(EXERCISE GOAL): Could you write out the records below exactly as they appear?

[Stored records]
* begin *

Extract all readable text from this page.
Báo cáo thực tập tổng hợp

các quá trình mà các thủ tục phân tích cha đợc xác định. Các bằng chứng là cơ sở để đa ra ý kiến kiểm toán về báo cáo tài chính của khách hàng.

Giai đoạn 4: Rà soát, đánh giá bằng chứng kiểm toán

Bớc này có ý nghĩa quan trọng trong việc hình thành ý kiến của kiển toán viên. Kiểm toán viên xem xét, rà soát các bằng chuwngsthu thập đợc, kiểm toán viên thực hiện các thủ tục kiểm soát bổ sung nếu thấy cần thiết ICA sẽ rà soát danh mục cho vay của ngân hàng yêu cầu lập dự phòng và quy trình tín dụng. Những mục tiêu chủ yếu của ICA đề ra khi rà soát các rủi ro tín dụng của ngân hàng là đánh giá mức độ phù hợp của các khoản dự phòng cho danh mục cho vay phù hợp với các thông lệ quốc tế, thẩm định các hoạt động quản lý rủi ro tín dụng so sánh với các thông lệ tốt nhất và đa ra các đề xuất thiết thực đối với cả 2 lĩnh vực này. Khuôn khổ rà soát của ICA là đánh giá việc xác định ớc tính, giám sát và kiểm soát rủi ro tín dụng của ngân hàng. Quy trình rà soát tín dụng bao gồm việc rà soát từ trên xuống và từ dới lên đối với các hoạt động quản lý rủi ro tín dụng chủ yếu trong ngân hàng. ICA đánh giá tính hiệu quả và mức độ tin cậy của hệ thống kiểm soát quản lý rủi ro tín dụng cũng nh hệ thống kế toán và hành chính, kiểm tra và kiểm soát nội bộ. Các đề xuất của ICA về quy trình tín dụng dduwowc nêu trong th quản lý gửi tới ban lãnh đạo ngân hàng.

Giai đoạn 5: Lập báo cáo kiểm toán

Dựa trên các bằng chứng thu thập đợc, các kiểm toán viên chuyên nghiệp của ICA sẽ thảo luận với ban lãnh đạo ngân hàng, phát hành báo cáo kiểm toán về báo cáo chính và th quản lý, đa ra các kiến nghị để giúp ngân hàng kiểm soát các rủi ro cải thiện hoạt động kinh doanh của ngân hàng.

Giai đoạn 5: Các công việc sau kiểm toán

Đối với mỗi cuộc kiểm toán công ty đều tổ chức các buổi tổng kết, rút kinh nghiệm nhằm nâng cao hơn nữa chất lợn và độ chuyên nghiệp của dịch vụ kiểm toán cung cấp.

* end *

(COMPLETE RESPONSE):
Extract all readable text from this page.
Báo cáo thực tập tổng hợp

các quá trình mà các thủ tục phân tích cha đợc xác định. Các bằng chứng là cơ sở để đa ra ý kiến kiểm toán về báo cáo tài chính của khách hàng.

Giai đoạn 4: Rà soát, đánh giá bằng chứng kiểm toán

Bớc này có ý nghĩa quan trọng trong việc hình thành ý kiến của kiển toán viên. Kiểm toán viên xem xét, rà soát các bằng chuwngsthu thập đợc, kiểm toán viên thực hiện các thủ tục kiểm soát bổ sung nếu thấy cần thiết ICA sẽ rà soát danh mục cho vay của ngân hàng yêu cầu lập dự phòng và quy trình tín dụng. Những mục tiêu chủ yếu của ICA đề ra khi rà soát các rủi ro tín dụng của ngân hàng là đánh giá mức độ phù hợp của các khoản dự phòng cho danh mục cho vay phù hợp với các thông lệ quốc tế, thẩm định các hoạt động quản lý rủi ro tín dụng so sánh với các thông lệ tốt nhất và đa ra các đề xuất thiết thực đối với cả 2 lĩnh vực này. Khuôn khổ rà soát của ICA là đánh giá việc xác định ớc tính, giám sát và kiểm soát rủi ro tín dụng của ngân hàng. Quy trình rà soát tín dụng bao gồm việc rà soát từ trên xuống và từ dới lên đối với các hoạt động quản lý rủi ro tín dụng chủ yếu trong ngân hàng. ICA đánh giá tính hiệu quả và mức độ tin cậy của hệ thống kiểm soát quản lý rủi ro tín dụng cũng nh hệ thống kế toán và hành chính, kiểm tra và kiểm soát nội bộ. Các đề xuất của ICA về quy trình tín dụng dduwowc nêu trong th quản lý gửi tới ban lãnh đạo ngân hàng.

Giai đoạn 5: Lập báo cáo kiểm toán

Dựa trên các bằng chứng thu thập đợc, các kiểm toán viên chuyên nghiệp của ICA sẽ thảo luận với ban lãnh đạo ngân hàng, phát hành báo cáo kiểm toán về báo cáo chính và th quản lý, đa ra các kiến nghị để giúp ngân hàng kiểm soát các rủi ro cải thiện hoạt động kinh doanh của ngân hàng.

Giai đoạn 5: Các công việc sau kiểm toán

Đối với mỗi cuộc kiểm toán công ty đều tổ chức các buổi tổng kết, rút kinh nghiệm nhằm nâng cao hơn nữa chất lợn và độ chuyên nghiệp của dịch vụ kiểm toán cung cấp.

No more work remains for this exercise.